— start of Given data —

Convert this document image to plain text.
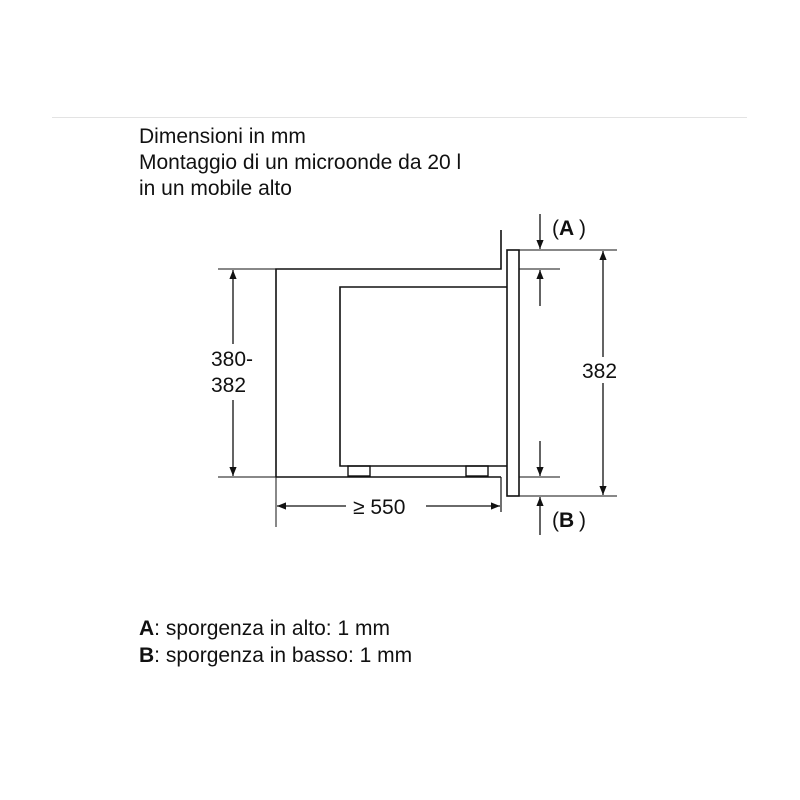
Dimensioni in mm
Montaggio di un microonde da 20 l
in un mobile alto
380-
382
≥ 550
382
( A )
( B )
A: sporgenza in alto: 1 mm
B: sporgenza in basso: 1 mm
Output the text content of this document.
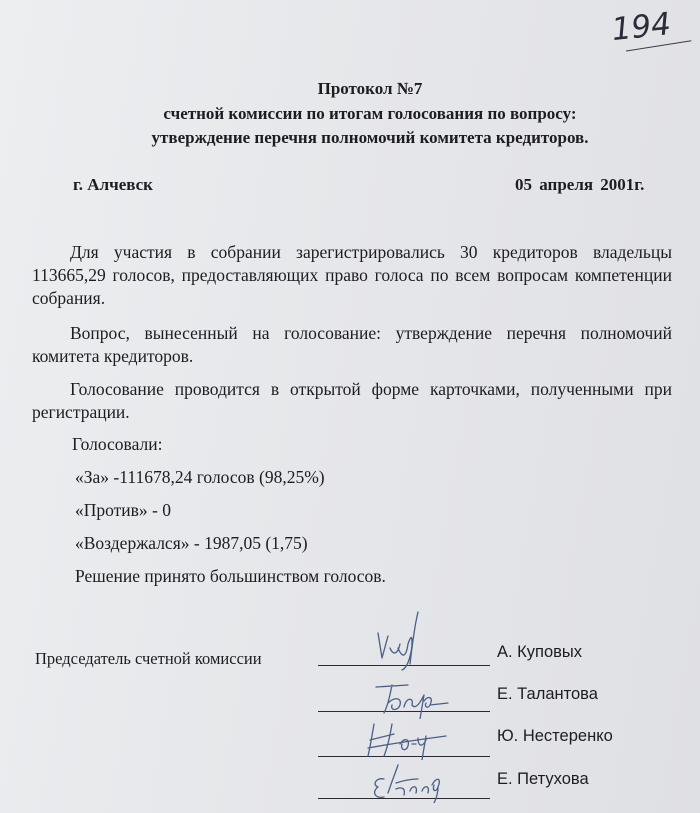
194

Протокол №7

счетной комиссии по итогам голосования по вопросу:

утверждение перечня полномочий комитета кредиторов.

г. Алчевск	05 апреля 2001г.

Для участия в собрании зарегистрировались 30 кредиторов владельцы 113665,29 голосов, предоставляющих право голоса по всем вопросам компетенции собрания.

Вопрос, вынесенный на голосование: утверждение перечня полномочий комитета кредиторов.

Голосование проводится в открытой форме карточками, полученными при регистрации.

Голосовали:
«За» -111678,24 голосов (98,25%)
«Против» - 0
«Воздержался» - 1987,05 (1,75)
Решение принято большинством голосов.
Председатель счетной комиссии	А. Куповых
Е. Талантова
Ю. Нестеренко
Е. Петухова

— end of Given data —

Make an exact copy of the whole listing, but don't bring over any pictures.

Convert this document image to plain text.
Dimensioni in mm
Montaggio di un microonde da 20 l
in un mobile alto
380-
382
≥ 550
382
( A )
( B )
A: sporgenza in alto: 1 mm
B: sporgenza in basso: 1 mm
Output the text content of this document.
194

Протокол №7

счетной комиссии по итогам голосования по вопросу:

утверждение перечня полномочий комитета кредиторов.

г. Алчевск	05 апреля 2001г.

Для участия в собрании зарегистрировались 30 кредиторов владельцы 113665,29 голосов, предоставляющих право голоса по всем вопросам компетенции собрания.

Вопрос, вынесенный на голосование: утверждение перечня полномочий комитета кредиторов.

Голосование проводится в открытой форме карточками, полученными при регистрации.

Голосовали:
«За» -111678,24 голосов (98,25%)
«Против» - 0
«Воздержался» - 1987,05 (1,75)
Решение принято большинством голосов.
Председатель счетной комиссии	А. Куповых
Е. Талантова
Ю. Нестеренко
Е. Петухова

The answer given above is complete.